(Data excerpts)

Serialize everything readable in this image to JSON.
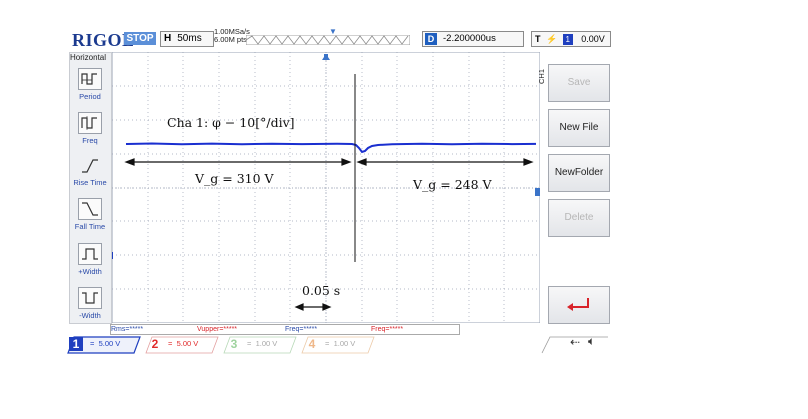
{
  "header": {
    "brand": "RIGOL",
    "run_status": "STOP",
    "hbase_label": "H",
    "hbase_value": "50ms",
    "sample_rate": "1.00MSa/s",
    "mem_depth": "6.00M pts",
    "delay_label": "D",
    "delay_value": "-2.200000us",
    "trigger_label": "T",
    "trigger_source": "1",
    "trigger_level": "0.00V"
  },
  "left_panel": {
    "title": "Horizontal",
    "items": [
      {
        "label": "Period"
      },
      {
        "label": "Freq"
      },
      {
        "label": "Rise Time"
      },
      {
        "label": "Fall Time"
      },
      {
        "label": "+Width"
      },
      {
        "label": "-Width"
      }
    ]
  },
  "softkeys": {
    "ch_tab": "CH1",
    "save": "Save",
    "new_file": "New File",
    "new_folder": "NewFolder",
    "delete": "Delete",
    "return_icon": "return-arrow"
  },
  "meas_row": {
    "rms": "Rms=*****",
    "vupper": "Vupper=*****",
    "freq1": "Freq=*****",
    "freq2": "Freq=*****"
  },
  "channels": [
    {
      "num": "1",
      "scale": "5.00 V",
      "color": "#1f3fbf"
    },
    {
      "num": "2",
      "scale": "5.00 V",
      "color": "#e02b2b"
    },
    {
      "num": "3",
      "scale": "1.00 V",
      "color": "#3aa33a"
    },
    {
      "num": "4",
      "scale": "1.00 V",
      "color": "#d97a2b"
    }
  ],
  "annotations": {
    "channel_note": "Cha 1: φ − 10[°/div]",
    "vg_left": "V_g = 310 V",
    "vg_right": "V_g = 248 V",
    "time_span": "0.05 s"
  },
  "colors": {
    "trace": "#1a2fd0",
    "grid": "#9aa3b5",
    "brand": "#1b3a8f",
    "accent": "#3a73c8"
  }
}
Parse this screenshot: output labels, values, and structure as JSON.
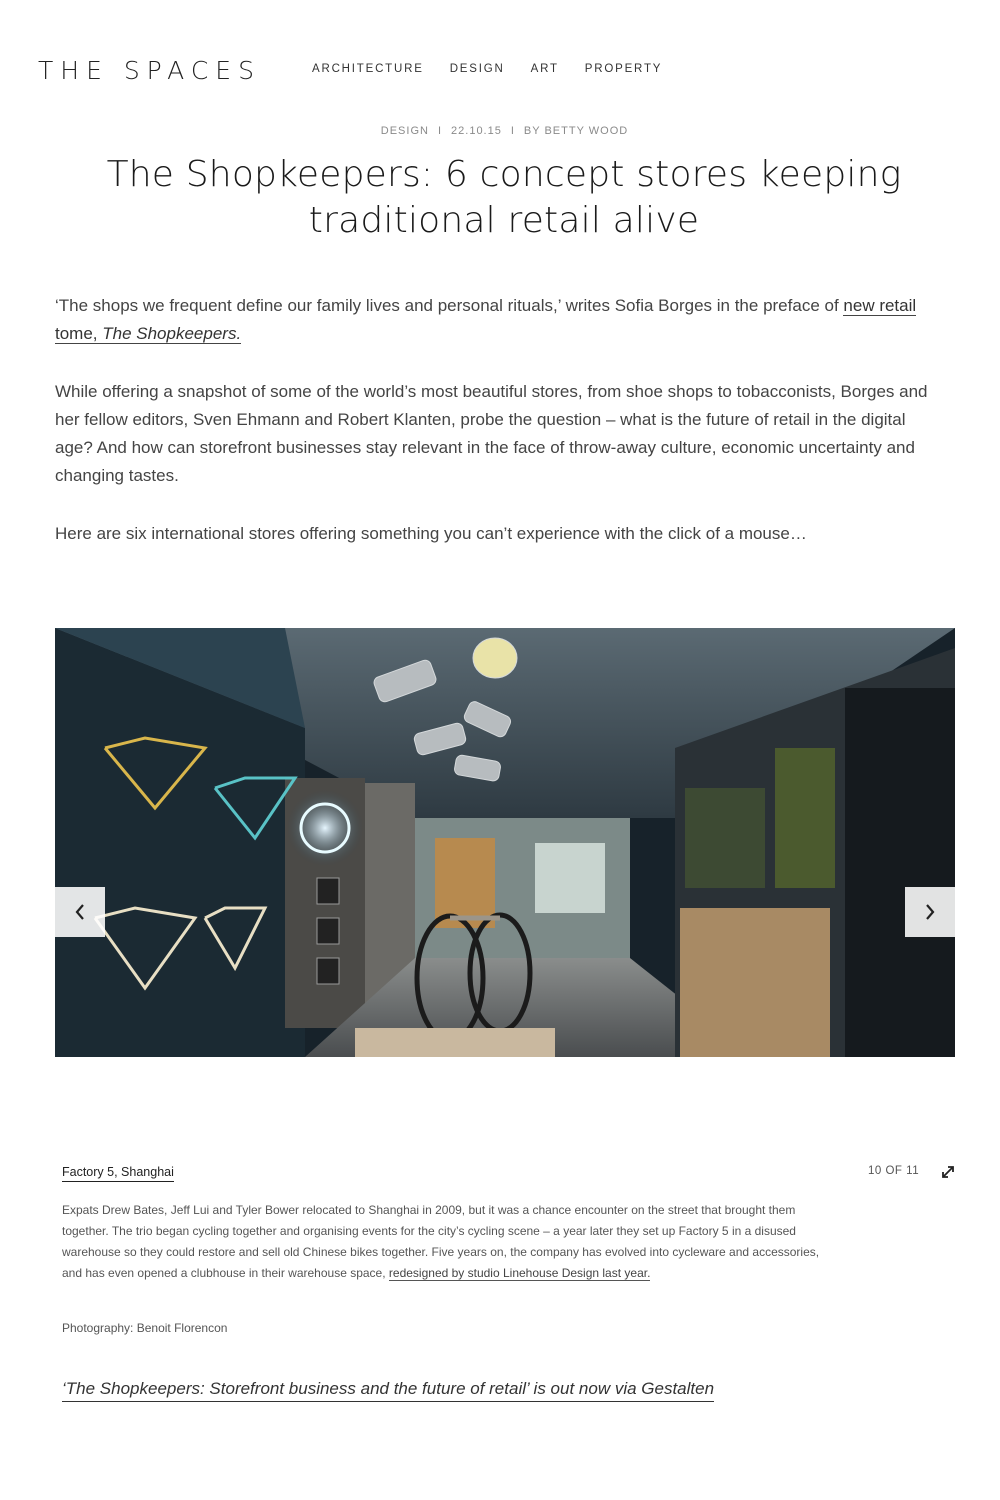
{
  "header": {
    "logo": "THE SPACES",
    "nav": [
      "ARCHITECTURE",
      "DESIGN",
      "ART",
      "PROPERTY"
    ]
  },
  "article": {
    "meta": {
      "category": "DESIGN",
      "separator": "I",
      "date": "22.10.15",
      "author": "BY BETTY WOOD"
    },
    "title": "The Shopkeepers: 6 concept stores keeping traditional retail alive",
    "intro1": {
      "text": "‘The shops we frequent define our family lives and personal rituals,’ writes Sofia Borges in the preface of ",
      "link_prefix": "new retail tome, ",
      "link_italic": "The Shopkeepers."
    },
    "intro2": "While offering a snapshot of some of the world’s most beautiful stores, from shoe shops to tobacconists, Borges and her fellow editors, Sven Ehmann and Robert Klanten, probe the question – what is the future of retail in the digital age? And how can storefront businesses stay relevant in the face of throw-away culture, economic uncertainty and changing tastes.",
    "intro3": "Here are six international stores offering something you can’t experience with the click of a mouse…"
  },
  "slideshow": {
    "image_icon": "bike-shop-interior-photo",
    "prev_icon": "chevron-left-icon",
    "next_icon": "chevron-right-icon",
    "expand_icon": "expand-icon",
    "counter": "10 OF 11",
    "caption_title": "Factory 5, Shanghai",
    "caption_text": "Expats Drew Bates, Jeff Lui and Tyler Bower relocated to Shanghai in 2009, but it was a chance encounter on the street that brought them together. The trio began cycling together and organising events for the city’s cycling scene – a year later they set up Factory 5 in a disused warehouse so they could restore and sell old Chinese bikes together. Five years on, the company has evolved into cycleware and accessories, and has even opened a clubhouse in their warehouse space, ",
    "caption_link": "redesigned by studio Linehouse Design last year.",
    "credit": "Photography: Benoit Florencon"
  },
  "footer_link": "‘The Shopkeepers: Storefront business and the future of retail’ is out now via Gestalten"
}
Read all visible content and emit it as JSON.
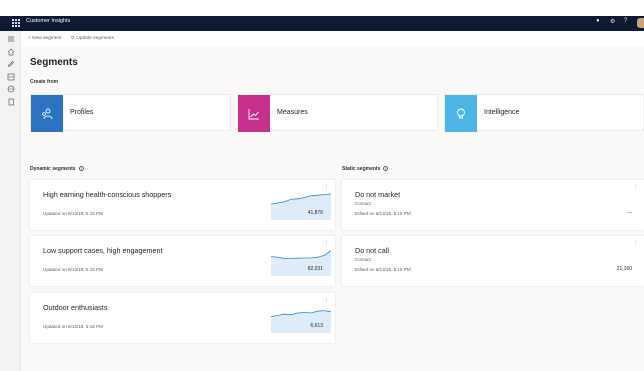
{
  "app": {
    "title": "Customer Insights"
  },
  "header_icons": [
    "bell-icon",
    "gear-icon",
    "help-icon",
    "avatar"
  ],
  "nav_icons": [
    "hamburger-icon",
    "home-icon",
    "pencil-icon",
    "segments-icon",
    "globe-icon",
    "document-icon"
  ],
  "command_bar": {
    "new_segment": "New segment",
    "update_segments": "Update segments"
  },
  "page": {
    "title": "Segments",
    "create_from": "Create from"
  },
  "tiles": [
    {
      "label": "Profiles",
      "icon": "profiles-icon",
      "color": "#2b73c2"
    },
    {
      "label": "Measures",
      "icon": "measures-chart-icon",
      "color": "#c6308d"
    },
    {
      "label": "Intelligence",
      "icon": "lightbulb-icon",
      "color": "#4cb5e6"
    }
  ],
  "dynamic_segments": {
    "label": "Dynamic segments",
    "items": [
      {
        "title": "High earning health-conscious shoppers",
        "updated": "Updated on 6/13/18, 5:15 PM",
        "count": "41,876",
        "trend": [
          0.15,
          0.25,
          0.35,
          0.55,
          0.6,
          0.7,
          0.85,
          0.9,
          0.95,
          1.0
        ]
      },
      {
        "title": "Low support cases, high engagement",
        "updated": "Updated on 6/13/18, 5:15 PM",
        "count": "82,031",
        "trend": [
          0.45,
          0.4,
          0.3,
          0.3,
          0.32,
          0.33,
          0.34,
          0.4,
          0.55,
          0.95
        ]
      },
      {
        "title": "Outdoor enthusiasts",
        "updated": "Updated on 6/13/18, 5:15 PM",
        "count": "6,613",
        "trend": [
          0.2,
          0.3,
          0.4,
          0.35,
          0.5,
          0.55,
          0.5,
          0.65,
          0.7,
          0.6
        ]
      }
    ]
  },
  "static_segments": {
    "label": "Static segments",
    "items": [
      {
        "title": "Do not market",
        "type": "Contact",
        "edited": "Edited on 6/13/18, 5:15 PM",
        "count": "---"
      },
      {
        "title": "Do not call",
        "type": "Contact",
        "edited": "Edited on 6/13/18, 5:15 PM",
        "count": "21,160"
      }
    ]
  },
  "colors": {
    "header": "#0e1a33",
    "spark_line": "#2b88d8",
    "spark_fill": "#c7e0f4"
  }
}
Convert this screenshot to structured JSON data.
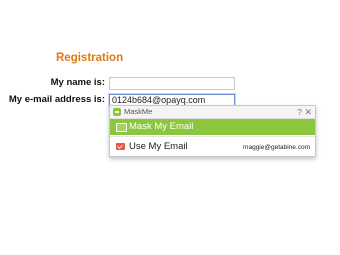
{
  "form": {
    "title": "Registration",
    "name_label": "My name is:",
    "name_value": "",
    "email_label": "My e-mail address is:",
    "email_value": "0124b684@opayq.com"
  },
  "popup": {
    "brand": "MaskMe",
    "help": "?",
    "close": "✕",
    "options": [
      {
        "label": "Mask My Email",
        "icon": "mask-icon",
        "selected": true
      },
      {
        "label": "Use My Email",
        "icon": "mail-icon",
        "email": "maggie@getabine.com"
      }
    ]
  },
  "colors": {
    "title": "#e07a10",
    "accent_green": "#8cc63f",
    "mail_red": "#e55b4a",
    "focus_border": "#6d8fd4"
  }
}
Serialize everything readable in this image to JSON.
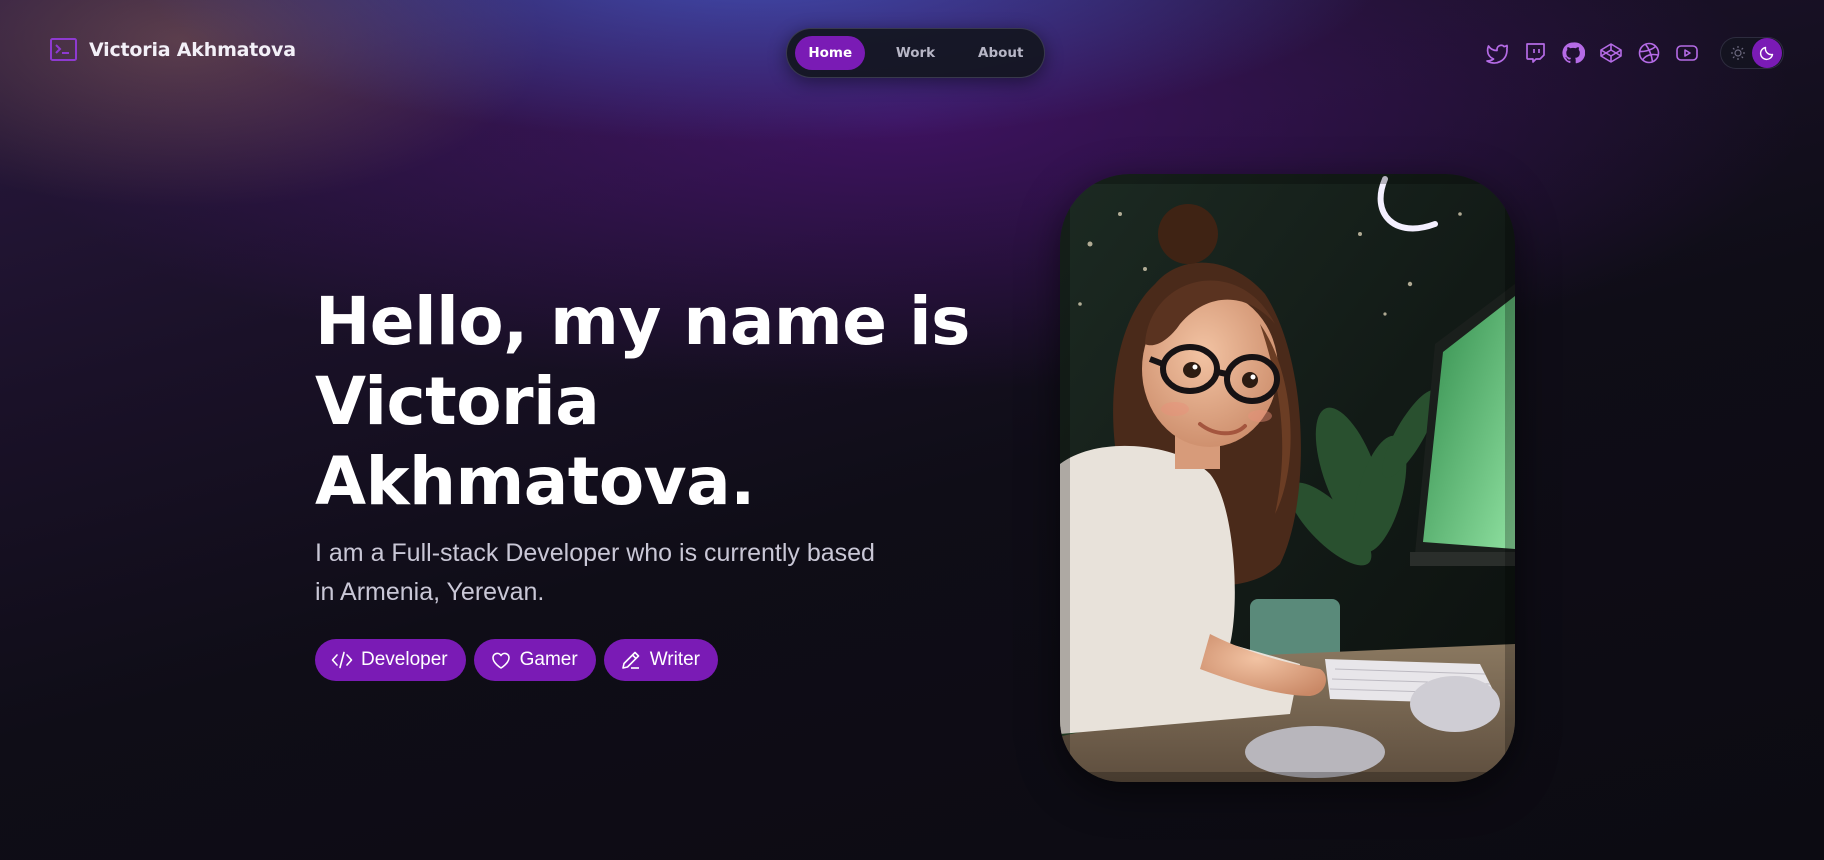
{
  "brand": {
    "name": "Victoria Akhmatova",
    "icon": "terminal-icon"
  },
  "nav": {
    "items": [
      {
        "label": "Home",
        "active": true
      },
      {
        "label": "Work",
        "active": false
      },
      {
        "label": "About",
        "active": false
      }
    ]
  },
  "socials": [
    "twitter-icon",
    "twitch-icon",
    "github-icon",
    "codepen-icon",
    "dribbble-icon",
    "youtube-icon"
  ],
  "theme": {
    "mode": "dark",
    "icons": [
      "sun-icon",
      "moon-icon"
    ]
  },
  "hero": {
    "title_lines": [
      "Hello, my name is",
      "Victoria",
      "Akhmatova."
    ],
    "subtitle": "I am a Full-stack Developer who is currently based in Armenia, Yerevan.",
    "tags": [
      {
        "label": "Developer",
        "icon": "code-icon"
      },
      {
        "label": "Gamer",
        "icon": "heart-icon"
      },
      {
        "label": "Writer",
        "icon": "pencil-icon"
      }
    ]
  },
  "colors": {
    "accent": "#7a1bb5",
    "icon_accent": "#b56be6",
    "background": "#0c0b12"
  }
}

== Task prompt ==
Do not include the images; transcribe the rest of the listing exactly.

== Right answer ==
Serialize everything readable in this image to JSON.
{
  "header": {
    "brand": "RIGOL",
    "run_status": "STOP",
    "hbase_label": "H",
    "hbase_value": "50ms",
    "sample_rate": "1.00MSa/s",
    "mem_depth": "6.00M pts",
    "delay_label": "D",
    "delay_value": "-2.200000us",
    "trigger_label": "T",
    "trigger_source": "1",
    "trigger_level": "0.00V"
  },
  "left_panel": {
    "title": "Horizontal",
    "items": [
      {
        "label": "Period"
      },
      {
        "label": "Freq"
      },
      {
        "label": "Rise Time"
      },
      {
        "label": "Fall Time"
      },
      {
        "label": "+Width"
      },
      {
        "label": "-Width"
      }
    ]
  },
  "softkeys": {
    "ch_tab": "CH1",
    "save": "Save",
    "new_file": "New File",
    "new_folder": "NewFolder",
    "delete": "Delete",
    "return_icon": "return-arrow"
  },
  "meas_row": {
    "rms": "Rms=*****",
    "vupper": "Vupper=*****",
    "freq1": "Freq=*****",
    "freq2": "Freq=*****"
  },
  "channels": [
    {
      "num": "1",
      "scale": "5.00 V",
      "color": "#1f3fbf"
    },
    {
      "num": "2",
      "scale": "5.00 V",
      "color": "#e02b2b"
    },
    {
      "num": "3",
      "scale": "1.00 V",
      "color": "#3aa33a"
    },
    {
      "num": "4",
      "scale": "1.00 V",
      "color": "#d97a2b"
    }
  ],
  "annotations": {
    "channel_note": "Cha 1: φ − 10[°/div]",
    "vg_left": "V_g = 310 V",
    "vg_right": "V_g = 248 V",
    "time_span": "0.05 s"
  },
  "colors": {
    "trace": "#1a2fd0",
    "grid": "#9aa3b5",
    "brand": "#1b3a8f",
    "accent": "#3a73c8"
  }
}
Parse this screenshot: output labels, values, and structure as JSON.
{
  "header": {
    "logo": "THE SPACES",
    "nav": [
      "ARCHITECTURE",
      "DESIGN",
      "ART",
      "PROPERTY"
    ]
  },
  "article": {
    "meta": {
      "category": "DESIGN",
      "separator": "I",
      "date": "22.10.15",
      "author": "BY BETTY WOOD"
    },
    "title": "The Shopkeepers: 6 concept stores keeping traditional retail alive",
    "intro1": {
      "text": "‘The shops we frequent define our family lives and personal rituals,’ writes Sofia Borges in the preface of ",
      "link_prefix": "new retail tome, ",
      "link_italic": "The Shopkeepers."
    },
    "intro2": "While offering a snapshot of some of the world’s most beautiful stores, from shoe shops to tobacconists, Borges and her fellow editors, Sven Ehmann and Robert Klanten, probe the question – what is the future of retail in the digital age? And how can storefront businesses stay relevant in the face of throw-away culture, economic uncertainty and changing tastes.",
    "intro3": "Here are six international stores offering something you can’t experience with the click of a mouse…"
  },
  "slideshow": {
    "image_icon": "bike-shop-interior-photo",
    "prev_icon": "chevron-left-icon",
    "next_icon": "chevron-right-icon",
    "expand_icon": "expand-icon",
    "counter": "10 OF 11",
    "caption_title": "Factory 5, Shanghai",
    "caption_text": "Expats Drew Bates, Jeff Lui and Tyler Bower relocated to Shanghai in 2009, but it was a chance encounter on the street that brought them together. The trio began cycling together and organising events for the city’s cycling scene – a year later they set up Factory 5 in a disused warehouse so they could restore and sell old Chinese bikes together. Five years on, the company has evolved into cycleware and accessories, and has even opened a clubhouse in their warehouse space, ",
    "caption_link": "redesigned by studio Linehouse Design last year.",
    "credit": "Photography: Benoit Florencon"
  },
  "footer_link": "‘The Shopkeepers: Storefront business and the future of retail’ is out now via Gestalten"
}
Read all visible content and emit it as JSON.
{
  "app": {
    "title": "Customer Insights"
  },
  "header_icons": [
    "bell-icon",
    "gear-icon",
    "help-icon",
    "avatar"
  ],
  "nav_icons": [
    "hamburger-icon",
    "home-icon",
    "pencil-icon",
    "segments-icon",
    "globe-icon",
    "document-icon"
  ],
  "command_bar": {
    "new_segment": "New segment",
    "update_segments": "Update segments"
  },
  "page": {
    "title": "Segments",
    "create_from": "Create from"
  },
  "tiles": [
    {
      "label": "Profiles",
      "icon": "profiles-icon",
      "color": "#2b73c2"
    },
    {
      "label": "Measures",
      "icon": "measures-chart-icon",
      "color": "#c6308d"
    },
    {
      "label": "Intelligence",
      "icon": "lightbulb-icon",
      "color": "#4cb5e6"
    }
  ],
  "dynamic_segments": {
    "label": "Dynamic segments",
    "items": [
      {
        "title": "High earning health-conscious shoppers",
        "updated": "Updated on 6/13/18, 5:15 PM",
        "count": "41,876",
        "trend": [
          0.15,
          0.25,
          0.35,
          0.55,
          0.6,
          0.7,
          0.85,
          0.9,
          0.95,
          1.0
        ]
      },
      {
        "title": "Low support cases, high engagement",
        "updated": "Updated on 6/13/18, 5:15 PM",
        "count": "82,031",
        "trend": [
          0.45,
          0.4,
          0.3,
          0.3,
          0.32,
          0.33,
          0.34,
          0.4,
          0.55,
          0.95
        ]
      },
      {
        "title": "Outdoor enthusiasts",
        "updated": "Updated on 6/13/18, 5:15 PM",
        "count": "6,613",
        "trend": [
          0.2,
          0.3,
          0.4,
          0.35,
          0.5,
          0.55,
          0.5,
          0.65,
          0.7,
          0.6
        ]
      }
    ]
  },
  "static_segments": {
    "label": "Static segments",
    "items": [
      {
        "title": "Do not market",
        "type": "Contact",
        "edited": "Edited on 6/13/18, 5:15 PM",
        "count": "---"
      },
      {
        "title": "Do not call",
        "type": "Contact",
        "edited": "Edited on 6/13/18, 5:15 PM",
        "count": "21,160"
      }
    ]
  },
  "colors": {
    "header": "#0e1a33",
    "spark_line": "#2b88d8",
    "spark_fill": "#c7e0f4"
  }
}
Convert this screenshot to structured JSON data.
{
  "form": {
    "title": "Registration",
    "name_label": "My name is:",
    "name_value": "",
    "email_label": "My e-mail address is:",
    "email_value": "0124b684@opayq.com"
  },
  "popup": {
    "brand": "MaskMe",
    "help": "?",
    "close": "✕",
    "options": [
      {
        "label": "Mask My Email",
        "icon": "mask-icon",
        "selected": true
      },
      {
        "label": "Use My Email",
        "icon": "mail-icon",
        "email": "maggie@getabine.com"
      }
    ]
  },
  "colors": {
    "title": "#e07a10",
    "accent_green": "#8cc63f",
    "mail_red": "#e55b4a",
    "focus_border": "#6d8fd4"
  }
}
Serialize everything readable in this image to JSON.
{
  "brand": {
    "name": "Victoria Akhmatova",
    "icon": "terminal-icon"
  },
  "nav": {
    "items": [
      {
        "label": "Home",
        "active": true
      },
      {
        "label": "Work",
        "active": false
      },
      {
        "label": "About",
        "active": false
      }
    ]
  },
  "socials": [
    "twitter-icon",
    "twitch-icon",
    "github-icon",
    "codepen-icon",
    "dribbble-icon",
    "youtube-icon"
  ],
  "theme": {
    "mode": "dark",
    "icons": [
      "sun-icon",
      "moon-icon"
    ]
  },
  "hero": {
    "title_lines": [
      "Hello, my name is",
      "Victoria",
      "Akhmatova."
    ],
    "subtitle": "I am a Full-stack Developer who is currently based in Armenia, Yerevan.",
    "tags": [
      {
        "label": "Developer",
        "icon": "code-icon"
      },
      {
        "label": "Gamer",
        "icon": "heart-icon"
      },
      {
        "label": "Writer",
        "icon": "pencil-icon"
      }
    ]
  },
  "colors": {
    "accent": "#7a1bb5",
    "icon_accent": "#b56be6",
    "background": "#0c0b12"
  }
}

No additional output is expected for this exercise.